Find every line in the items below that contains the string "Change" and copy each of those lines.

-- start SUPPLIED ENTRIES --

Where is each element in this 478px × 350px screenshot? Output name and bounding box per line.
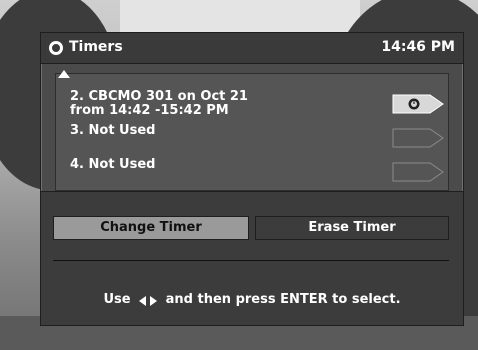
timer-label: 3. Not Used [70, 123, 156, 138]
erase-timer-button[interactable]: Erase Timer [255, 216, 449, 240]
timer-label: 4. Not Used [70, 157, 156, 172]
divider [53, 260, 449, 261]
hint-prefix: Use [103, 292, 131, 307]
action-panel: Change Timer Erase Timer Use and then pr… [41, 191, 463, 325]
hint-suffix: and then press ENTER to select. [165, 292, 401, 307]
timer-list-panel: 2. CBCMO 301 on Oct 21 from 14:42 -15:42… [55, 70, 450, 191]
left-right-arrows-icon [139, 295, 158, 306]
timer-list: 2. CBCMO 301 on Oct 21 from 14:42 -15:42… [70, 90, 450, 190]
timer-item[interactable]: 4. Not Used [70, 158, 450, 190]
current-time: 14:46 PM [381, 39, 455, 55]
page-title: Timers [69, 39, 123, 55]
timer-tag-active [392, 94, 444, 114]
timer-tag-empty [392, 128, 444, 148]
change-timer-button[interactable]: Change Timer [53, 216, 249, 240]
timer-item[interactable]: 3. Not Used [70, 124, 450, 158]
timer-tag-empty [392, 162, 444, 182]
timer-item[interactable]: 2. CBCMO 301 on Oct 21 from 14:42 -15:42… [70, 90, 450, 124]
clock-icon [49, 41, 63, 55]
title-bar: Timers 14:46 PM [41, 33, 463, 64]
instruction-text: Use and then press ENTER to select. [41, 292, 463, 307]
timer-label: 2. CBCMO 301 on Oct 21 [70, 90, 248, 104]
timers-dialog: Timers 14:46 PM 2. CBCMO 301 on Oct 21 f… [40, 32, 464, 326]
scroll-up-arrow-icon[interactable] [58, 70, 70, 78]
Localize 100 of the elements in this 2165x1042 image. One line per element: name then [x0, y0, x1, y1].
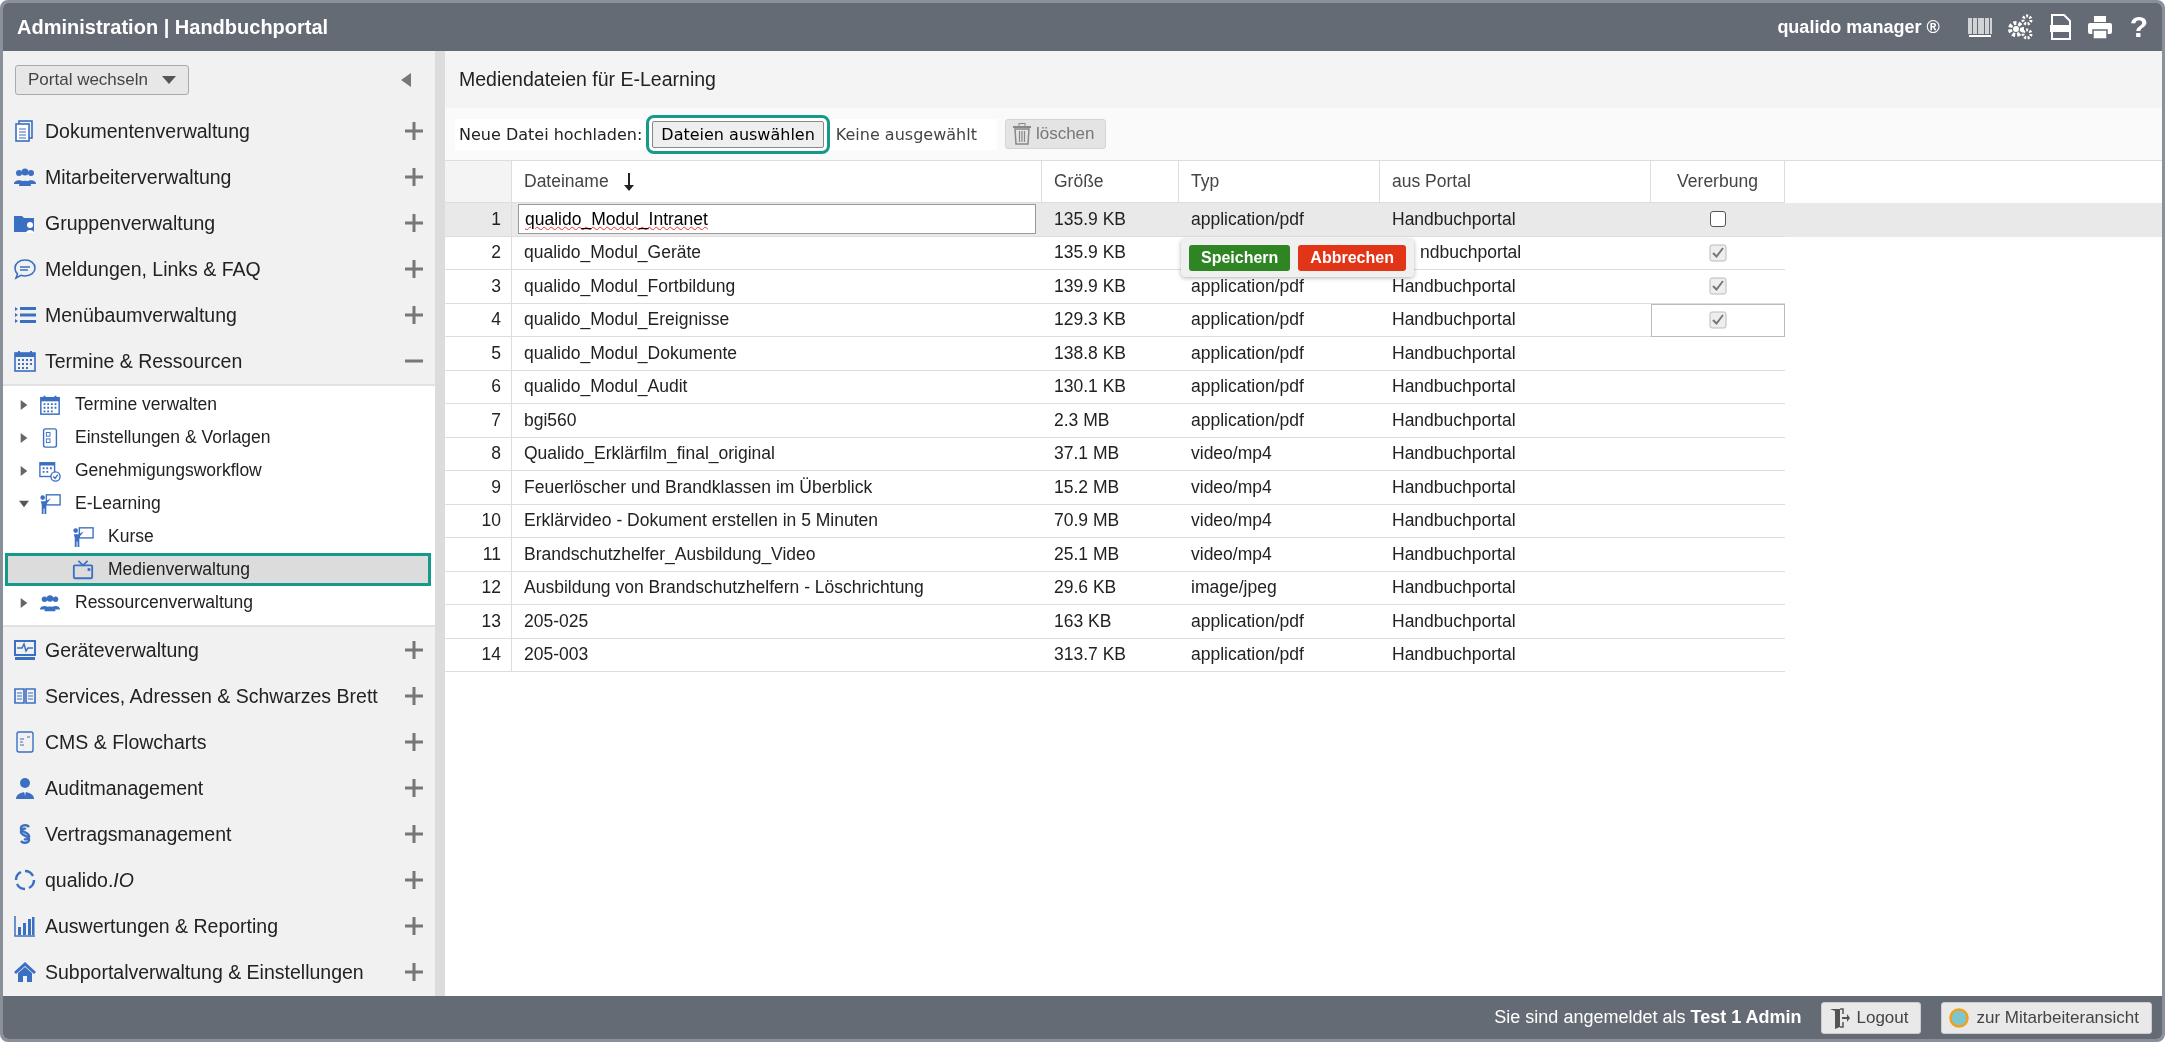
plus-icon[interactable]: [405, 871, 423, 889]
plus-icon[interactable]: [405, 260, 423, 278]
tree-item[interactable]: Genehmigungsworkflow: [75, 460, 262, 481]
table-cell: Erklärvideo - Dokument erstellen in 5 Minuten: [524, 510, 879, 532]
sidebar-item[interactable]: Geräteverwaltung: [45, 638, 199, 662]
table-cell: 130.1 KB: [1054, 376, 1126, 398]
table-row[interactable]: 9 Feuerlöscher und Brandklassen im Überblick 15.2 MB video/mp4 Handbuchportal: [445, 471, 2162, 505]
table-row[interactable]: 4 qualido_Modul_Ereignisse 129.3 KB application/pdf Handbuchportal: [445, 303, 2162, 337]
tree-item[interactable]: Ressourcenverwaltung: [75, 592, 253, 613]
table-row[interactable]: 14 205-003 313.7 KB application/pdf Handbuchportal: [445, 638, 2162, 672]
table-row[interactable]: 5 qualido_Modul_Dokumente 138.8 KB application/pdf Handbuchportal: [445, 337, 2162, 371]
table-row[interactable]: 7 bgi560 2.3 MB application/pdf Handbuchportal: [445, 404, 2162, 438]
help-button[interactable]: ?: [2129, 10, 2148, 44]
plus-icon[interactable]: [405, 963, 423, 981]
table-row[interactable]: 12 Ausbildung von Brandschutzhelfern - Löschrichtung 29.6 KB image/jpeg Handbuchportal: [445, 571, 2162, 605]
plus-icon[interactable]: [405, 122, 423, 140]
panel-title: Mediendateien für E-Learning: [445, 51, 2162, 108]
logout-button[interactable]: Logout: [1821, 1001, 1922, 1034]
table-cell: Handbuchportal: [1392, 577, 1516, 599]
table-cell: 29.6 KB: [1054, 577, 1117, 599]
table-row[interactable]: 3 qualido_Modul_Fortbildung 139.9 KB application/pdf Handbuchportal: [445, 270, 2162, 304]
table-cell: 15.2 MB: [1054, 476, 1120, 498]
table-cell: 70.9 MB: [1054, 510, 1120, 532]
checkbox[interactable]: [1710, 211, 1726, 228]
table-cell: qualido_Modul_Dokumente: [524, 342, 738, 364]
table-row[interactable]: 6 qualido_Modul_Audit 130.1 KB application/pdf Handbuchportal: [445, 370, 2162, 404]
table-row[interactable]: 10 Erklärvideo - Dokument erstellen in 5 Minuten 70.9 MB video/mp4 Handbuchportal: [445, 504, 2162, 538]
tree-item[interactable]: Kurse: [5, 520, 431, 553]
sidebar-item[interactable]: Auditmanagement: [45, 776, 204, 800]
plus-icon[interactable]: [405, 825, 423, 843]
table-cell: Handbuchportal: [1392, 644, 1516, 666]
row-number: 12: [481, 577, 501, 599]
table-cell: application/pdf: [1191, 644, 1304, 666]
door-exit-icon: [1828, 1006, 1851, 1029]
sidebar-item[interactable]: Subportalverwaltung & Einstellungen: [45, 960, 364, 984]
checkbox[interactable]: [1709, 311, 1727, 330]
table-cell: 163 KB: [1054, 610, 1112, 632]
table-cell: application/pdf: [1191, 610, 1304, 632]
page-icon: [13, 730, 37, 754]
sidebar-item[interactable]: Meldungen, Links & FAQ: [45, 257, 261, 281]
sidebar-item[interactable]: Menübaumverwaltung: [45, 303, 237, 327]
plus-icon[interactable]: [405, 168, 423, 186]
caret-right-icon[interactable]: [19, 398, 29, 411]
upload-label: Neue Datei hochladen:: [459, 124, 643, 144]
sidebar-item[interactable]: Auswertungen & Reporting: [45, 914, 279, 938]
row-number: 11: [482, 543, 501, 565]
collapse-icon[interactable]: [401, 72, 411, 87]
table-cell: 139.9 KB: [1054, 275, 1126, 297]
printer-icon[interactable]: [2085, 13, 2114, 41]
table-cell: 2.3 MB: [1054, 409, 1110, 431]
table-row[interactable]: 1 qualido_Modul_Intranet 135.9 KB application/pdf Handbuchportal: [445, 203, 2162, 237]
table-row[interactable]: 13 205-025 163 KB application/pdf Handbuchportal: [445, 605, 2162, 639]
row-number: 6: [491, 376, 501, 398]
table-cell: Handbuchportal: [1392, 610, 1516, 632]
sidebar-item[interactable]: CMS & Flowcharts: [45, 730, 207, 754]
plus-icon[interactable]: [405, 214, 423, 232]
plus-icon[interactable]: [405, 733, 423, 751]
row-number: 10: [481, 510, 501, 532]
table-cell: Qualido_Erklärfilm_final_original: [524, 443, 775, 465]
plus-icon[interactable]: [405, 687, 423, 705]
tree-item[interactable]: E-Learning: [75, 493, 161, 514]
file-status: Keine ausgewählt: [835, 124, 977, 144]
plus-icon[interactable]: [405, 779, 423, 797]
plus-icon[interactable]: [405, 917, 423, 935]
table-cell: video/mp4: [1191, 543, 1272, 565]
sidebar-item[interactable]: Dokumentenverwaltung: [45, 119, 250, 143]
sidebar-item[interactable]: Services, Adressen & Schwarzes Brett: [45, 684, 378, 708]
sidebar-item[interactable]: qualido.IO: [45, 868, 134, 892]
sidebar-item[interactable]: Gruppenverwaltung: [45, 211, 216, 235]
person-icon: [13, 776, 37, 800]
checkbox[interactable]: [1709, 243, 1727, 262]
speech-bubble-icon: [13, 257, 37, 281]
sidebar-item[interactable]: Termine & Ressourcen: [45, 349, 243, 373]
gears-icon[interactable]: [2005, 13, 2034, 41]
tree-item[interactable]: Einstellungen & Vorlagen: [75, 427, 271, 448]
table-cell: Ausbildung von Brandschutzhelfern - Löschrichtung: [524, 577, 924, 599]
save-button[interactable]: Speichern: [1189, 244, 1291, 271]
sidebar-item[interactable]: Vertragsmanagement: [45, 822, 232, 846]
tree-item[interactable]: Termine verwalten: [75, 394, 217, 415]
down-arrow-icon: [622, 172, 635, 191]
plus-icon[interactable]: [405, 306, 423, 324]
plus-icon[interactable]: [405, 641, 423, 659]
filename-input[interactable]: qualido_Modul_Intranet: [518, 204, 1036, 235]
login-status: Sie sind angemeldet als Test 1 Admin: [1494, 1007, 1802, 1028]
cancel-button[interactable]: Abbrechen: [1298, 244, 1406, 271]
product-name: qualido manager ®: [1777, 16, 1940, 38]
table-cell: qualido_Modul_Ereignisse: [524, 309, 730, 331]
sidebar-item[interactable]: Mitarbeiterverwaltung: [45, 165, 232, 189]
table-row[interactable]: 11 Brandschutzhelfer_Ausbildung_Video 25.1 MB video/mp4 Handbuchportal: [445, 538, 2162, 572]
caret-right-icon[interactable]: [19, 431, 29, 444]
table-cell: Handbuchportal: [1392, 275, 1516, 297]
checkbox[interactable]: [1709, 277, 1727, 296]
caret-right-icon[interactable]: [19, 596, 29, 609]
table-row[interactable]: 8 Qualido_Erklärfilm_final_original 37.1 MB video/mp4 Handbuchportal: [445, 437, 2162, 471]
employee-view-button[interactable]: zur Mitarbeiteransicht: [1941, 1001, 2152, 1034]
portal-switch-dropdown[interactable]: Portal wechseln: [15, 64, 189, 95]
tree-item[interactable]: Medienverwaltung: [5, 553, 431, 586]
caret-right-icon[interactable]: [19, 464, 29, 477]
table-row[interactable]: 2 qualido_Modul_Geräte 135.9 KB Speichern Abbrechen ndbuchportal: [445, 236, 2162, 270]
table-cell: Feuerlöscher und Brandklassen im Überblick: [524, 476, 873, 498]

-- end SUPPLIED ENTRIES --

__EXPECTED OUTPUT__
action-panel: Change Timer Erase Timer Use and then pr… [41, 191, 463, 325]
change-timer-button[interactable]: Change Timer [53, 216, 249, 240]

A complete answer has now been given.